[Start Listed records]

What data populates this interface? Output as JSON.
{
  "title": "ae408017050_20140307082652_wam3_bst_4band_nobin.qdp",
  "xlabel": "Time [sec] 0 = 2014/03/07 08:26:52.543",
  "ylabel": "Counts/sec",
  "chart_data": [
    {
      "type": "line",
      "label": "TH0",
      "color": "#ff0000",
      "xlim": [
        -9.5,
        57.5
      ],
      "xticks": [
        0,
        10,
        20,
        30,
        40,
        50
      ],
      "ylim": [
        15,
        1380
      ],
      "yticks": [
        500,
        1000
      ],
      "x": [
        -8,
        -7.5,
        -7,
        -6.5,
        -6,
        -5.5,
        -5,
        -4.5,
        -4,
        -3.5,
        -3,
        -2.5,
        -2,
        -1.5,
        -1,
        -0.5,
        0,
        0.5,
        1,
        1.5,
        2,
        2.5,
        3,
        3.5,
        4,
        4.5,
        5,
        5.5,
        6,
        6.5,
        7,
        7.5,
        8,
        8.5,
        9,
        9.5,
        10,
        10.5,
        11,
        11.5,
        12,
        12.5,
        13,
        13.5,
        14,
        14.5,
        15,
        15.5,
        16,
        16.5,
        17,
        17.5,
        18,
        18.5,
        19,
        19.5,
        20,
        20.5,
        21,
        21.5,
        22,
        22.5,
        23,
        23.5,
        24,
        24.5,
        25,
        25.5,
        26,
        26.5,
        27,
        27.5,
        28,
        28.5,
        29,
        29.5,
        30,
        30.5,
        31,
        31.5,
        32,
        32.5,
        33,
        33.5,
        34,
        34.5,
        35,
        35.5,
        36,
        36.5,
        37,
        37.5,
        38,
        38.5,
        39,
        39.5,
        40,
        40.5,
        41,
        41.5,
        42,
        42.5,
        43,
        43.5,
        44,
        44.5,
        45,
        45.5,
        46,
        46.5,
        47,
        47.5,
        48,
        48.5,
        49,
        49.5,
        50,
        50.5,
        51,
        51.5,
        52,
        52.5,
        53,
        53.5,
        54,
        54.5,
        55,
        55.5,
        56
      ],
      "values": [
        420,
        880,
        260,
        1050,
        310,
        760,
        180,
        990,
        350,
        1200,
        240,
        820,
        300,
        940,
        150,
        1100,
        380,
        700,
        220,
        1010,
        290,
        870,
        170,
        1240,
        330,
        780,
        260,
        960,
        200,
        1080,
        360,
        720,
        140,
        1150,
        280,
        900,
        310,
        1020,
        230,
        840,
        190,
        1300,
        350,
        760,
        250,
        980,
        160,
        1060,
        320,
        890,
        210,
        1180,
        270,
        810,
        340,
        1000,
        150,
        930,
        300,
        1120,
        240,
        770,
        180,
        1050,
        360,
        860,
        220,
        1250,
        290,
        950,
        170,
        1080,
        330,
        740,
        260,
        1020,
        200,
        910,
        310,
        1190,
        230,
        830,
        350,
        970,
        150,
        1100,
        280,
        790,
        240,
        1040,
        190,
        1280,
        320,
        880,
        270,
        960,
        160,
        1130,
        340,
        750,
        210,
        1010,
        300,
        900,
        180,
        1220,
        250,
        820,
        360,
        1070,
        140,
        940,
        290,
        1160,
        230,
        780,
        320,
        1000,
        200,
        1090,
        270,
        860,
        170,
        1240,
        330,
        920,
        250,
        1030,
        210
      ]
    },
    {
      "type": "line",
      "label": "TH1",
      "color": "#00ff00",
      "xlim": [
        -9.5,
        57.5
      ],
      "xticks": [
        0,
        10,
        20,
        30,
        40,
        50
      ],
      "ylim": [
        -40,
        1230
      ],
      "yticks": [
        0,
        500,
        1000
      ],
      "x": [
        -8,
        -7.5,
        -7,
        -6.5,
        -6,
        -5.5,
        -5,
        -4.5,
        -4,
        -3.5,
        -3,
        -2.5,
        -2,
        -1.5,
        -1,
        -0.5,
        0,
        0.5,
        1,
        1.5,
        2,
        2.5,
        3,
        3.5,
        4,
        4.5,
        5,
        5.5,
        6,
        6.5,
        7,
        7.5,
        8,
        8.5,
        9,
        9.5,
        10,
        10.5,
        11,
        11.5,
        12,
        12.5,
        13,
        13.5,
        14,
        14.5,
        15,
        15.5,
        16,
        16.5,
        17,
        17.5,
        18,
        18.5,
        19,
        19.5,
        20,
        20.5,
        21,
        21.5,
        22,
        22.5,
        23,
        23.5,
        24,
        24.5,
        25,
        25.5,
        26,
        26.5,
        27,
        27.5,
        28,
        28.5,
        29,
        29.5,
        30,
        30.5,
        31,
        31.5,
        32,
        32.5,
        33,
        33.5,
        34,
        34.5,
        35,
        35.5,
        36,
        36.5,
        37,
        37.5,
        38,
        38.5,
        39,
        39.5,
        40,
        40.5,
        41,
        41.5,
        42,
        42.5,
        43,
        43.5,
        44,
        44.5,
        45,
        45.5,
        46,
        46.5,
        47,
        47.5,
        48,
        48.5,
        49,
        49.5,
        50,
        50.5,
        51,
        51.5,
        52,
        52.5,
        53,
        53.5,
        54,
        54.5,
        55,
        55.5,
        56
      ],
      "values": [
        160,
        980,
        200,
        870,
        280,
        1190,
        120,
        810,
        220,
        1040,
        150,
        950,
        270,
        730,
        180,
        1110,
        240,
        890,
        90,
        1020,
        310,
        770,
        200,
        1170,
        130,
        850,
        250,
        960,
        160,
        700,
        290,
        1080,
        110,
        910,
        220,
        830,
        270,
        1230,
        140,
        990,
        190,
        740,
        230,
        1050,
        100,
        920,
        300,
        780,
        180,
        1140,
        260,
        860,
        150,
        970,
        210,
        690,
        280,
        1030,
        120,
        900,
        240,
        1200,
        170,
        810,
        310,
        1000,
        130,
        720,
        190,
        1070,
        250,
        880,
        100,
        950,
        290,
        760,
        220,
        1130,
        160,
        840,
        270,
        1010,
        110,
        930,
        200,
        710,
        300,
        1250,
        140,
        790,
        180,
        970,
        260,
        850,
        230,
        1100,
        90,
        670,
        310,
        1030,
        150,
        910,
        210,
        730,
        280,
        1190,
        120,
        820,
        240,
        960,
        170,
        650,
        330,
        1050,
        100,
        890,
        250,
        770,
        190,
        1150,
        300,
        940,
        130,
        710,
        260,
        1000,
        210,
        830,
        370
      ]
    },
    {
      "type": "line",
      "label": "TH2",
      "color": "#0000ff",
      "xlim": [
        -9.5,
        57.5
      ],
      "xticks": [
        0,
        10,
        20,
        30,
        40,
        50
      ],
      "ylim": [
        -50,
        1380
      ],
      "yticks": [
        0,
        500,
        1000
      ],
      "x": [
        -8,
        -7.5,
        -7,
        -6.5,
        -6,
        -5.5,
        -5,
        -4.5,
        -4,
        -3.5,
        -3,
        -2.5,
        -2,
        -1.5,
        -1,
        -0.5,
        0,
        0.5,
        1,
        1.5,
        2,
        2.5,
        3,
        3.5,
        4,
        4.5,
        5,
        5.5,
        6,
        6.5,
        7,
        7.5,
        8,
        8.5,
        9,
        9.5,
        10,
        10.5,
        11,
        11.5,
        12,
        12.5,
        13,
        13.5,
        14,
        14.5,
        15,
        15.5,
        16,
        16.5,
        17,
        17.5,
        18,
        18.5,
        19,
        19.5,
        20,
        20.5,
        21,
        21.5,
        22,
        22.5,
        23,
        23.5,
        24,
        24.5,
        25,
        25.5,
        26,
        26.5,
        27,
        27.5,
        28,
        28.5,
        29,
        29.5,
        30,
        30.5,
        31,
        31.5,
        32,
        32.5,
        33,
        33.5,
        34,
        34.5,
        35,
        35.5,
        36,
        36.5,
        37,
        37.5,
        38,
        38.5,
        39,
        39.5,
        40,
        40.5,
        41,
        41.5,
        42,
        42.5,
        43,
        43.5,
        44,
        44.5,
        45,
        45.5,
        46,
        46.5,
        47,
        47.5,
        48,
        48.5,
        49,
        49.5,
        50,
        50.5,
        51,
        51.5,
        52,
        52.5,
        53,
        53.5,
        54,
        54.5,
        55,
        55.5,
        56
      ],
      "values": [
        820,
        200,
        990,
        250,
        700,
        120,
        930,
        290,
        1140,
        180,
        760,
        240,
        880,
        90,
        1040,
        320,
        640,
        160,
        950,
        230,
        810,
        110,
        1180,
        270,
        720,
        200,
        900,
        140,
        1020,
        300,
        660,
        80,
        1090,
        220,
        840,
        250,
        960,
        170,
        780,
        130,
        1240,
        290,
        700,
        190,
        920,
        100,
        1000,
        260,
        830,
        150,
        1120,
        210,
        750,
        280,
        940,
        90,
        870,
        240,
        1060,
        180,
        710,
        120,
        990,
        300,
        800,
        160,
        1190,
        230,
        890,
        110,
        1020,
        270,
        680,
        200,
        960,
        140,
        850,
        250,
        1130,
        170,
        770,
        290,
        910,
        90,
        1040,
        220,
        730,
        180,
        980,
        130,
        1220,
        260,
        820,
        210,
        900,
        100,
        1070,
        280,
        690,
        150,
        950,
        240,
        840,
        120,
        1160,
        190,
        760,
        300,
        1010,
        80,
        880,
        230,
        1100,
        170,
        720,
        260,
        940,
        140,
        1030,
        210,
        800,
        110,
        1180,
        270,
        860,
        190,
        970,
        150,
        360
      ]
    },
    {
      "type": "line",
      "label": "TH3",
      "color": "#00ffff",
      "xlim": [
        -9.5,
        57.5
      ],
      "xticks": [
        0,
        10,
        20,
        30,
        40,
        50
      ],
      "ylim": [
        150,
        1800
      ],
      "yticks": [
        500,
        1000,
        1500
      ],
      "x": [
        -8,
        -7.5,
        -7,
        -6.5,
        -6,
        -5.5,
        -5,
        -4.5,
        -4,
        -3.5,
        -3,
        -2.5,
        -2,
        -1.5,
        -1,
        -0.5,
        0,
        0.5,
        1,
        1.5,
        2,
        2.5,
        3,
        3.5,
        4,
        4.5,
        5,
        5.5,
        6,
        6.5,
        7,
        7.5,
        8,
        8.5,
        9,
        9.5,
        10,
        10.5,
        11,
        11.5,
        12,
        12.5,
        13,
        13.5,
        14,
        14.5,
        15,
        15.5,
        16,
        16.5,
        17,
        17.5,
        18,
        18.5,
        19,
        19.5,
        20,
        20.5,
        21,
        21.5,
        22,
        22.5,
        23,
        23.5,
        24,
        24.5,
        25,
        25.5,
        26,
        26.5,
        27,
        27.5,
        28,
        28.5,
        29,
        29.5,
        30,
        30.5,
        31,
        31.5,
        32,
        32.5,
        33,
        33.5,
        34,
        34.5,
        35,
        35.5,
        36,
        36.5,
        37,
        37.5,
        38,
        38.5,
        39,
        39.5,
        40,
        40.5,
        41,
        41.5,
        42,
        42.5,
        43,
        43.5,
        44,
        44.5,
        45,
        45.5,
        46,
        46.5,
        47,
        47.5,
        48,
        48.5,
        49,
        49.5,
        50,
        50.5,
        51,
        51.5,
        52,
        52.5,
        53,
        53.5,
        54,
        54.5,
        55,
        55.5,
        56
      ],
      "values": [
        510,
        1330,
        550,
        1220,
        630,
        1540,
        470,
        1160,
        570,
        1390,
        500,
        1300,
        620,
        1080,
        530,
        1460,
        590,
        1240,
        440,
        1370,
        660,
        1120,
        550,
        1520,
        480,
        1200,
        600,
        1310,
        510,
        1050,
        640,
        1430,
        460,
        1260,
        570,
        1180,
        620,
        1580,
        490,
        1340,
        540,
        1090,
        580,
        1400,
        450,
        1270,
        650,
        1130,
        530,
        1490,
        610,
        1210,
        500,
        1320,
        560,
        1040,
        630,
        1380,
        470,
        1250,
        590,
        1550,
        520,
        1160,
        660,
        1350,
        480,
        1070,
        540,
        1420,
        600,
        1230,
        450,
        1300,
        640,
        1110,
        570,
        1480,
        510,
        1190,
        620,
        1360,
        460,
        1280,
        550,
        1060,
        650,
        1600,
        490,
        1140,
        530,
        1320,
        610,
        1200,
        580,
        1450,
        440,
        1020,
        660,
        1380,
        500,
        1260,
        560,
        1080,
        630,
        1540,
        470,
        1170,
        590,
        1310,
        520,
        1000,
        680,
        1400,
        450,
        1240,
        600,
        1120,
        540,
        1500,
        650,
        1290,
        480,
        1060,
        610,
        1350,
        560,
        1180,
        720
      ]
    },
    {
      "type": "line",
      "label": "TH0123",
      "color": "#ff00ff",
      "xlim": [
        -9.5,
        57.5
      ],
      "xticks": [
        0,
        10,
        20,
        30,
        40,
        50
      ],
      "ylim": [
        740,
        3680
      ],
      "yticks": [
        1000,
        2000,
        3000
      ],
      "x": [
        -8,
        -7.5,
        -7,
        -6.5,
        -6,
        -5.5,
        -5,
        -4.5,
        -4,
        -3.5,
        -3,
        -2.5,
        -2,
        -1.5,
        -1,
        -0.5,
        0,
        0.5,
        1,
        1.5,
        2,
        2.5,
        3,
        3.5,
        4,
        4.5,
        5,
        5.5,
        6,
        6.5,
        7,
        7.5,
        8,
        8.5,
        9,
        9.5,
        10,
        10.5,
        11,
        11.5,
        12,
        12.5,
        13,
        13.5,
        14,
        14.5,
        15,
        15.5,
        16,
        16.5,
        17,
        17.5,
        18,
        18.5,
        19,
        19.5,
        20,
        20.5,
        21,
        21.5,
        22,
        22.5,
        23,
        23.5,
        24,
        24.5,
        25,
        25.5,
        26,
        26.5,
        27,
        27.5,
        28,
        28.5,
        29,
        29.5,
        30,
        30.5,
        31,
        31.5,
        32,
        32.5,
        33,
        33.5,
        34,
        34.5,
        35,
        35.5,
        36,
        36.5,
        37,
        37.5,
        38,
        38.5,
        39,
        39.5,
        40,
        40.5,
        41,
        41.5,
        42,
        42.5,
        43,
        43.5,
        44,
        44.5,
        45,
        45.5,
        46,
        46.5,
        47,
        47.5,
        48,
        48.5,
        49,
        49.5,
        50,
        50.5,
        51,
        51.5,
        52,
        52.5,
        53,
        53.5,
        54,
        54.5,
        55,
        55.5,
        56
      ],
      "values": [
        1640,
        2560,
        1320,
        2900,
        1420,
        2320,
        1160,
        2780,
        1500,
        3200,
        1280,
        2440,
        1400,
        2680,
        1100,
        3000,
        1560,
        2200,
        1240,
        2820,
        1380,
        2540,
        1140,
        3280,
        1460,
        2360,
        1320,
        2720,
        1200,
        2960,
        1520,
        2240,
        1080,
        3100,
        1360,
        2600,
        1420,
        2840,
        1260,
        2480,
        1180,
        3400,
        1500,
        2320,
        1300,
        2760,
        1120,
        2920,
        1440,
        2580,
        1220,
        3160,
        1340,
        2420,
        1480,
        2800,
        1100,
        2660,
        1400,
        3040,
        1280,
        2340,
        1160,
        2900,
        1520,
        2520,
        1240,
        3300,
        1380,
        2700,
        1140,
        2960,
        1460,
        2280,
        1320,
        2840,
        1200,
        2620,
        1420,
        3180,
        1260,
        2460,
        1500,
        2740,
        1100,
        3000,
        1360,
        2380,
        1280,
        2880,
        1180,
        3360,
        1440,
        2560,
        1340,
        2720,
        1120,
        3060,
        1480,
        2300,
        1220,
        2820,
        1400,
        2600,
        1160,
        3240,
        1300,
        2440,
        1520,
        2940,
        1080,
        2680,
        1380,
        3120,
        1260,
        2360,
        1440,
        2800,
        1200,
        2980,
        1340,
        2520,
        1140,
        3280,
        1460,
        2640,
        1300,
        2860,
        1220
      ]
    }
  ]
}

[End Listed records]

• _Stated goal_: For each line above that contains the word "color", copy that line.

• _Solved exercise_:
      "color": "#ff0000",
      "color": "#00ff00",
      "color": "#0000ff",
      "color": "#00ffff",
      "color": "#ff00ff",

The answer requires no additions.